##### Excerpted passage
A seller should always ask for a copy of the estate agent’s standard sale agreement as several problems may arise from it.

Anton du Plessis, CEO of Vineyard Estates, says a copy of this document should be sent to the seller’s attorney/conveyancer for perusal because this conveyancer will in most cases be handling any subsequent sale contract into which the seller enters.

“Contrary to the public’s perception, there is, in fact, no such thing as a standard sale agreement,” said du Plessis.

“Every good agency will have used their experience and the advice of their conveyancer to draw up a document that they find meets their needs.”

“If the conveyancer can see the agent’s document before he enters into the sale agreement, he will be able to iron out any ambiguities or omissions that he perceives to be in the agreement.

“It is far better to do this before the agreement is signed because any changes made once that has been done will have to be taken back to the clients for approval,” said du Plessis.

A particularly “tricky” issue, said du Plessis, arises when a home is sold subject to another home (the buyer’s) being sold first.

“Often the sale document will stipulate the date by which the buyer’s current home (or some other property) has to be sold, failing which the seller has the right to end the deal – but what happens once the buyer has sold his property, thereby fulfilling the suspensive clause, and then something goes wrong with his sale? Many agreements, rightly, specify simultaneous transfers, as the purchaser needs the funds from his sale to complete the new purchase.

“There have been cases where the buyer, having got a signed sale agreement for his house, then finds that his buyer is reneging on the deal – or he may even have been liquidated or died.

“Now the seller sits with a binding agreement of sale, but with a buyer who cannot or will not fulfil his obligation and, in the absence of a clause stipulating that the deal will fall away if transfer has not been achieved by a certain date - he is powerless to do anything.”
##########
##### Stored rows
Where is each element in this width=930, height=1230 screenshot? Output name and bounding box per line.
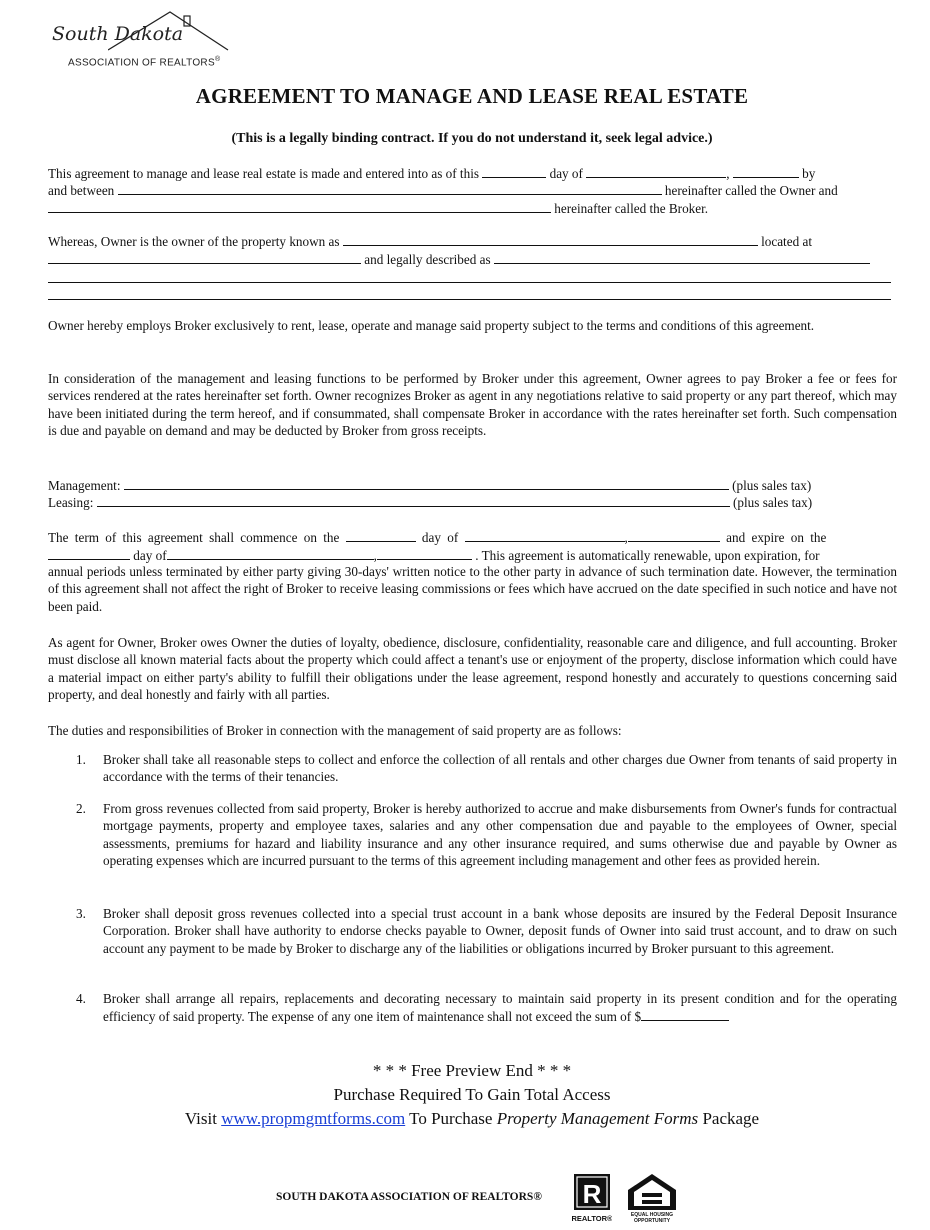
list-item-number: 4. — [76, 991, 86, 1006]
month-field[interactable] — [586, 164, 726, 178]
intro-comma: , — [726, 166, 730, 181]
preview-end-notice: * * * Free Preview End * * * — [372, 1061, 572, 1080]
term-text-a: The term of this agreement shall commence on the — [48, 530, 340, 545]
intro-text-a: This agreement to manage and lease real estate is made and entered into as of this — [48, 166, 479, 181]
equal-housing-icon — [624, 1172, 680, 1224]
realtor-mark-text: R — [582, 1179, 602, 1209]
document-title: AGREEMENT TO MANAGE AND LEASE REAL ESTATE — [195, 84, 749, 108]
term-comma-1: , — [624, 530, 628, 545]
term-text-g: . This agreement is automatically renewable, upon expiration, for — [475, 548, 820, 563]
eho-label-2: OPPORTUNITY — [633, 1218, 671, 1224]
owner-name-field[interactable] — [118, 181, 662, 195]
term-text-d: and expire on the — [726, 530, 827, 545]
legal-notice: (This is a legally binding contract. If you do not understand it, seek legal advice.) — [231, 131, 713, 146]
duties-intro: The duties and responsibilities of Broker in connection with the management of said property are as follows: — [48, 723, 622, 738]
intro-line-2 — [48, 181, 838, 199]
logo-association-text — [68, 51, 220, 72]
term-line-1 — [48, 528, 826, 546]
intro-text-broker: hereinafter called the Broker. — [554, 201, 709, 216]
term-comma-2: , — [373, 548, 377, 563]
logo-script-text: South Dakota — [52, 23, 184, 45]
intro-text-d: by — [802, 166, 816, 181]
management-fee-field[interactable] — [124, 476, 729, 490]
property-location-field[interactable] — [48, 250, 361, 264]
list-item-number: 2. — [76, 801, 86, 816]
commence-year-field[interactable] — [628, 528, 720, 542]
maintenance-limit-field[interactable] — [641, 1007, 729, 1021]
legal-description-line-2[interactable] — [48, 282, 891, 283]
logo-reg-mark: ® — [214, 56, 221, 63]
to-purchase-text: To Purchase — [409, 1109, 493, 1128]
visit-text: Visit — [184, 1109, 217, 1128]
leasing-label: Leasing: — [48, 495, 94, 510]
property-known-as-field[interactable] — [343, 232, 758, 246]
management-fee-row — [48, 476, 811, 494]
realtor-r-icon — [572, 1172, 612, 1224]
whereas-line-2 — [48, 250, 870, 268]
agent-duties-paragraph: As agent for Owner, Broker owes Owner the duties of loyalty, obedience, disclosure, confidentiality, reasonable care and diligence, and full accounting. Broker must disclose all known material facts about the property which could affect a tenant's use or enjoyment of the property, disclose information which could have a material impact on either party's ability to fulfill their obligations under the lease agreement, respond honestly and accurately to questions concerning said property, and deal honestly and fairly with all parties. — [48, 635, 897, 703]
management-tax-note: (plus sales tax) — [732, 478, 812, 493]
year-field[interactable] — [733, 164, 799, 178]
list-item-number: 3. — [76, 906, 86, 921]
day-field[interactable] — [482, 164, 546, 178]
term-paragraph-rest: annual periods unless terminated by either party giving 30-days' written notice to the other party in advance of such termination date. However, the termination of this agreement shall not affect the right of Broker to receive leasing commissions or fees which have accrued on the date specified in such notice and have not been paid. — [48, 564, 897, 614]
sdar-logo — [48, 10, 238, 70]
broker-name-field[interactable] — [48, 199, 551, 213]
list-item-text: Broker shall take all reasonable steps to collect and enforce the collection of all rentals and other charges due Owner from tenants of said property in accordance with the terms of their tenancies. — [103, 752, 897, 785]
legal-description-line-3[interactable] — [48, 299, 891, 300]
term-text-e: day of — [133, 548, 167, 563]
list-item-text — [103, 990, 897, 1026]
expire-month-field[interactable] — [167, 546, 374, 560]
whereas-line-1 — [48, 232, 812, 250]
intro-line-1 — [48, 164, 815, 182]
intro-text-owner: hereinafter called the Owner and — [664, 183, 838, 198]
whereas-text-a: Whereas, Owner is the owner of the property known as — [48, 234, 340, 249]
intro-text-and-between: and between — [48, 183, 115, 198]
list-item-text: Broker shall deposit gross revenues collected into a special trust account in a bank whose deposits are insured by the Federal Deposit Insurance Corporation. Broker shall have authority to endorse checks payable to Owner, deposit funds of Owner into said trust account, and to draw on such account any payment to be made by Broker to discharge any of the liabilities or obligations incurred by Broker pursuant to this agreement. — [103, 906, 897, 956]
management-label: Management: — [48, 478, 121, 493]
leasing-tax-note: (plus sales tax) — [733, 495, 813, 510]
term-text-b: day of — [421, 530, 459, 545]
intro-text-b: day of — [549, 166, 583, 181]
product-name: Property Management Forms — [496, 1109, 699, 1128]
item-4-text: Broker shall arrange all repairs, replacements and decorating necessary to maintain said property in its present condition and for the operating efficiency of said property. The expense of any one item of maintenance shall not exceed the sum of $ — [103, 991, 897, 1025]
intro-line-3 — [48, 199, 708, 217]
purchase-required-notice: Purchase Required To Gain Total Access — [333, 1085, 611, 1104]
expire-year-field[interactable] — [377, 546, 472, 560]
footer-organization: SOUTH DAKOTA ASSOCIATION OF REALTORS® — [276, 1191, 542, 1203]
commence-day-field[interactable] — [346, 528, 416, 542]
eho-label-1: EQUAL HOUSING — [630, 1212, 674, 1218]
whereas-text-c: and legally described as — [364, 252, 491, 267]
commence-month-field[interactable] — [465, 528, 625, 542]
term-line-2 — [48, 546, 820, 564]
visit-notice — [0, 1107, 930, 1131]
realtor-logo — [572, 1172, 612, 1224]
consideration-paragraph: In consideration of the management and leasing functions to be performed by Broker under this agreement, Owner agrees to pay Broker a fee or fees for services rendered at the rates hereinafter set forth. Owner recognizes Broker as agent in any negotiations relative to said property or any part thereof, which may have been initiated during the term hereof, and if consummated, shall compensate Broker in accordance with the rates hereinafter set forth. Such compensation is due and payable on demand and may be deducted by Broker from gross receipts. — [48, 371, 897, 439]
logo-assoc-label: ASSOCIATION OF REALTORS — [68, 57, 215, 69]
list-item-number: 1. — [76, 752, 86, 767]
leasing-fee-field[interactable] — [97, 493, 730, 507]
employment-paragraph: Owner hereby employs Broker exclusively to rent, lease, operate and manage said property subject to the terms and conditions of this agreement. — [48, 318, 815, 333]
package-text: Package — [702, 1109, 760, 1128]
expire-day-field[interactable] — [48, 546, 130, 560]
purchase-link[interactable]: www.propmgmtforms.com — [221, 1109, 406, 1128]
legal-description-field[interactable] — [494, 250, 870, 264]
realtor-label: REALTOR® — [572, 1214, 612, 1223]
equal-housing-logo — [624, 1172, 680, 1224]
leasing-fee-row — [48, 493, 812, 511]
whereas-text-b: located at — [761, 234, 812, 249]
list-item-text: From gross revenues collected from said property, Broker is hereby authorized to accrue and make disbursements from Owner's funds for contractual mortgage payments, property and employee taxes, salaries and any other compensation due and payable to the employees of Owner, special assessments, premiums for hazard and liability insurance and any other insurance required, and sums otherwise due and payable by Owner as operating expenses which are incurred pursuant to the terms of this agreement including management and other fees as provided herein. — [103, 801, 897, 869]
##########
§ **Exercise goal**
Please condense the paragraph that begins "Often the sale document will stipulate" from the article on sale agreements into a short bulleted list that keeps its main facts.

§ **Finished task**
- The sale document often sets a date by which the buyer's current home (or another property) must be sold.
- If that sale doesn't happen by then, the seller may end the deal.
- A problem arises if the buyer's sale goes wrong after it has fulfilled the suspensive clause.
- Many agreements, rightly, require simultaneous transfers, because the purchaser needs the money from his own sale to complete the new purchase.